Transcribe all the entries word for word, skipping the pictures.

# # # #

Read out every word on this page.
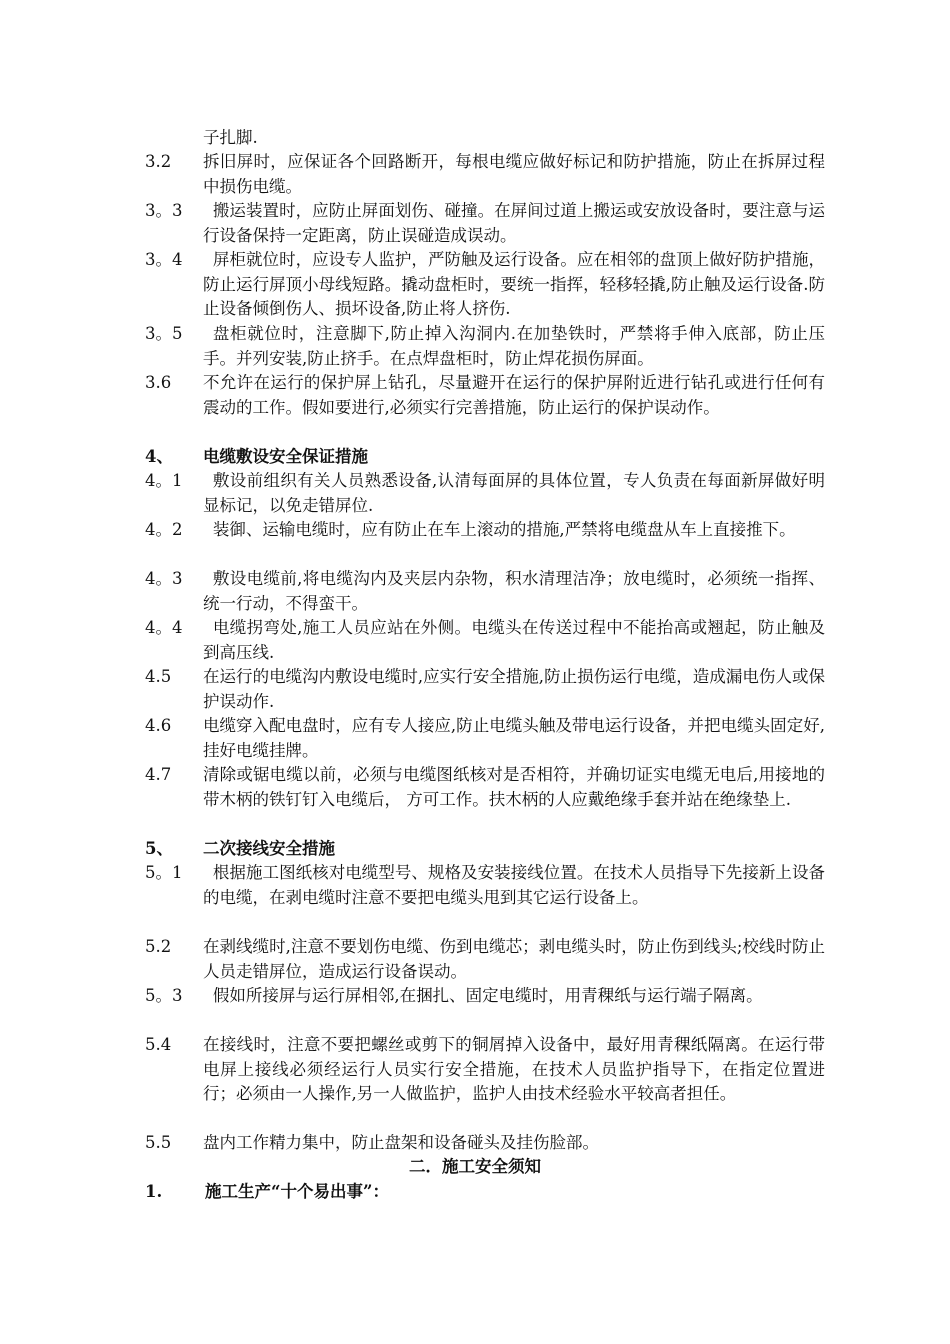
子扎脚.
3.2	拆旧屏时，应保证各个回路断开，每根电缆应做好标记和防护措施，防止在拆屏过程中损伤电缆。
3。3	搬运装置时，应防止屏面划伤、碰撞。在屏间过道上搬运或安放设备时，要注意与运行设备保持一定距离，防止误碰造成误动。
3。4	屏柜就位时，应设专人监护，严防触及运行设备。应在相邻的盘顶上做好防护措施，防止运行屏顶小母线短路。撬动盘柜时，要统一指挥，轻移轻撬,防止触及运行设备.防止设备倾倒伤人、损坏设备,防止将人挤伤.
3。5	盘柜就位时，注意脚下,防止掉入沟洞内.在加垫铁时，严禁将手伸入底部，防止压手。并列安装,防止挤手。在点焊盘柜时，防止焊花损伤屏面。
3.6	不允许在运行的保护屏上钻孔，尽量避开在运行的保护屏附近进行钻孔或进行任何有震动的工作。假如要进行,必须实行完善措施，防止运行的保护误动作。
4、	电缆敷设安全保证措施
4。1	敷设前组织有关人员熟悉设备,认清每面屏的具体位置，专人负责在每面新屏做好明显标记，以免走错屏位.
4。2	装御、运输电缆时，应有防止在车上滚动的措施,严禁将电缆盘从车上直接推下。
4。3	敷设电缆前,将电缆沟内及夹层内杂物，积水清理洁净；放电缆时，必须统一指挥、统一行动，不得蛮干。
4。4	电缆拐弯处,施工人员应站在外侧。电缆头在传送过程中不能抬高或翘起，防止触及到高压线.
4.5	在运行的电缆沟内敷设电缆时,应实行安全措施,防止损伤运行电缆，造成漏电伤人或保护误动作.
4.6	电缆穿入配电盘时，应有专人接应,防止电缆头触及带电运行设备，并把电缆头固定好,挂好电缆挂牌。
4.7	清除或锯电缆以前，必须与电缆图纸核对是否相符，并确切证实电缆无电后,用接地的带木柄的铁钉钉入电缆后， 方可工作。扶木柄的人应戴绝缘手套并站在绝缘垫上.
5、	二次接线安全措施
5。1	根据施工图纸核对电缆型号、规格及安装接线位置。在技术人员指导下先接新上设备的电缆，在剥电缆时注意不要把电缆头甩到其它运行设备上。
5.2	在剥线缆时,注意不要划伤电缆、伤到电缆芯；剥电缆头时，防止伤到线头;校线时防止人员走错屏位，造成运行设备误动。
5。3	假如所接屏与运行屏相邻,在捆扎、固定电缆时，用青稞纸与运行端子隔离。
5.4	在接线时，注意不要把螺丝或剪下的铜屑掉入设备中，最好用青稞纸隔离。在运行带电屏上接线必须经运行人员实行安全措施，在技术人员监护指导下，在指定位置进行；必须由一人操作,另一人做监护，监护人由技术经验水平较高者担任。
5.5	盘内工作精力集中，防止盘架和设备碰头及挂伤脸部。
二．施工安全须知
1.	施工生产“十个易出事”：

# # # #

> RESPONSE:
Read out every word on this page.
子扎脚.
3.2	拆旧屏时，应保证各个回路断开，每根电缆应做好标记和防护措施，防止在拆屏过程中损伤电缆。
3。3	搬运装置时，应防止屏面划伤、碰撞。在屏间过道上搬运或安放设备时，要注意与运行设备保持一定距离，防止误碰造成误动。
3。4	屏柜就位时，应设专人监护，严防触及运行设备。应在相邻的盘顶上做好防护措施，防止运行屏顶小母线短路。撬动盘柜时，要统一指挥，轻移轻撬,防止触及运行设备.防止设备倾倒伤人、损坏设备,防止将人挤伤.
3。5	盘柜就位时，注意脚下,防止掉入沟洞内.在加垫铁时，严禁将手伸入底部，防止压手。并列安装,防止挤手。在点焊盘柜时，防止焊花损伤屏面。
3.6	不允许在运行的保护屏上钻孔，尽量避开在运行的保护屏附近进行钻孔或进行任何有震动的工作。假如要进行,必须实行完善措施，防止运行的保护误动作。
4、	电缆敷设安全保证措施
4。1	敷设前组织有关人员熟悉设备,认清每面屏的具体位置，专人负责在每面新屏做好明显标记，以免走错屏位.
4。2	装御、运输电缆时，应有防止在车上滚动的措施,严禁将电缆盘从车上直接推下。
4。3	敷设电缆前,将电缆沟内及夹层内杂物，积水清理洁净；放电缆时，必须统一指挥、统一行动，不得蛮干。
4。4	电缆拐弯处,施工人员应站在外侧。电缆头在传送过程中不能抬高或翘起，防止触及到高压线.
4.5	在运行的电缆沟内敷设电缆时,应实行安全措施,防止损伤运行电缆，造成漏电伤人或保护误动作.
4.6	电缆穿入配电盘时，应有专人接应,防止电缆头触及带电运行设备，并把电缆头固定好,挂好电缆挂牌。
4.7	清除或锯电缆以前，必须与电缆图纸核对是否相符，并确切证实电缆无电后,用接地的带木柄的铁钉钉入电缆后， 方可工作。扶木柄的人应戴绝缘手套并站在绝缘垫上.
5、	二次接线安全措施
5。1	根据施工图纸核对电缆型号、规格及安装接线位置。在技术人员指导下先接新上设备的电缆，在剥电缆时注意不要把电缆头甩到其它运行设备上。
5.2	在剥线缆时,注意不要划伤电缆、伤到电缆芯；剥电缆头时，防止伤到线头;校线时防止人员走错屏位，造成运行设备误动。
5。3	假如所接屏与运行屏相邻,在捆扎、固定电缆时，用青稞纸与运行端子隔离。
5.4	在接线时，注意不要把螺丝或剪下的铜屑掉入设备中，最好用青稞纸隔离。在运行带电屏上接线必须经运行人员实行安全措施，在技术人员监护指导下，在指定位置进行；必须由一人操作,另一人做监护，监护人由技术经验水平较高者担任。
5.5	盘内工作精力集中，防止盘架和设备碰头及挂伤脸部。
二．施工安全须知
1.	施工生产“十个易出事”：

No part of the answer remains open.